━━ Page extract

Structure–activity relationship studies of 5-(Pyridin-3-yl)-1H-indole-4,7-diones as indoleamine 2,3-dioxygenase 1 inhibitors

Abstract

Indoleamine 2,3-dioxygenase 1 (IDO1) is the key enzyme that catalyzes the conversion of l-tryptophan (Trp) to N-formyl-kynurenine in the tryptophan-kynurenine (Trp-Kyn) pathway. Overexpression of IDO1 contributes to the depletion of Trp and the accumulation of Kyn, which can result in tumor immune escape. Inhibition of IDO1 can restore the host immune response to eradicate cancer cells. 5-(Pyridin-3-yl)-1H-indole-4,7-dione was developed as the scaffold for a type of IDO1 inhibitors from simplification of the structure of exiguamine A in our previous work. In the present study, we designed and synthesized a series of compounds with different side-chain substituents, and linkers of varying lengths, at the 3-position, to design compounds with an aryl motif that can occupy pocket B of the IDO1 protein. Most compounds exhibited potent IDO1 inhibitory activity with IC50 values at the micromolar level, and 3-(2-((4-fluorobenzyl)amino)ethyl)-5-(3-pyridyl)-1H-indole-4,7-dione (1d) displayed the most potent inhibition with a half-maximal inhibitory concentration (IC50) value of 0.125 μM in an enzymatic assay and a half-maximal effective concentration (EC50) value of 0.821 μM in a cellular assay. Compound 1d showed higher selectivity for IDO1 over indoleamine 2,3-dioxygenase 2 and tryptophan 2,3-dioxygenase at the effective concentration. Molecular docking studies and molecular dynamic simulations suggested that the phenyl ring of these inhibitors can enter into pocket B of IDO1 and interact with the residue Phe 226 through hydrophobic interactions.

━━━━

Answer from the abstract above:
(a) What does IDO1 convert l-tryptophan into?
(b) What IC50 value did compound 1d show in the enzymatic assay?
(c) Which residue of IDO1 does the phenyl ring of these inhibitors interact with?

━━ Material provided

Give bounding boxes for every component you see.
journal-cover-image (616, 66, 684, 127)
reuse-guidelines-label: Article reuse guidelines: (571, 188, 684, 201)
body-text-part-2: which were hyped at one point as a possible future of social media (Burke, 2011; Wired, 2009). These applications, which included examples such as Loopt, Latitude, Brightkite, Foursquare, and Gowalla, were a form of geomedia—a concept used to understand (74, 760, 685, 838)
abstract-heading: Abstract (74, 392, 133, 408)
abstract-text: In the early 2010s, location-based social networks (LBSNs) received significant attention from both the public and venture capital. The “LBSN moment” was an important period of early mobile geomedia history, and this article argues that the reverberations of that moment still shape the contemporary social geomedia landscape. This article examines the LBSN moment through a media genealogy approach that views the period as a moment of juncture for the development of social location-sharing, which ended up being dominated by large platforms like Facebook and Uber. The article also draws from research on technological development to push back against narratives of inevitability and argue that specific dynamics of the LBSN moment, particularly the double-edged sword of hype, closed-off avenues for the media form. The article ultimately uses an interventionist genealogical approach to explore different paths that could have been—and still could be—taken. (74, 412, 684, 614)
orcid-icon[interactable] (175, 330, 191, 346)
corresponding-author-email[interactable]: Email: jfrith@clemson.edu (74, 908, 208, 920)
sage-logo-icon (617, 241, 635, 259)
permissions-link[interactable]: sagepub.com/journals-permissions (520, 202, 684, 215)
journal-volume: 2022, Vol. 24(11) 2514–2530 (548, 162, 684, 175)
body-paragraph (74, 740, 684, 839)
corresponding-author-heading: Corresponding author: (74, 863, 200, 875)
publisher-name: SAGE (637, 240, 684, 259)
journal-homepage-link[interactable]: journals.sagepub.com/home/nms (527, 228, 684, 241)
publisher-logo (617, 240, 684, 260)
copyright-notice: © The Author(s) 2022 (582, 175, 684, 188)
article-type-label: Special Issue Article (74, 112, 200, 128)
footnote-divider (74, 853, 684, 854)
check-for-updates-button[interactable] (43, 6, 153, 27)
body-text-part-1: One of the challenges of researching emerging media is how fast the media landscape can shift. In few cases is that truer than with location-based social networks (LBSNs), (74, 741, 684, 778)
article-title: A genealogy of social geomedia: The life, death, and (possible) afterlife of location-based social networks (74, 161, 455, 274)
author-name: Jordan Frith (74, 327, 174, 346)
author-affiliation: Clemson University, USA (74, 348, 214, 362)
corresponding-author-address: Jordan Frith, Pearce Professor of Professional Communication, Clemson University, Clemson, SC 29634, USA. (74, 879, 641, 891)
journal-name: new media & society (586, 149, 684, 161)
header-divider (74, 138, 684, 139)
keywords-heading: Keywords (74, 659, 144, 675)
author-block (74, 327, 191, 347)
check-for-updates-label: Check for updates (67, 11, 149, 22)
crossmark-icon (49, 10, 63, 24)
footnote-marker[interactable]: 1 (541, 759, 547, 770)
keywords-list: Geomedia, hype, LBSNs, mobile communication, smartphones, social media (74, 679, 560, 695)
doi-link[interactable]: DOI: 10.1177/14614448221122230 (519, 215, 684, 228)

━━━━

**Response below**
(a) N-formyl-kynurenine
(b) 0.125 μM
(c) Phe 226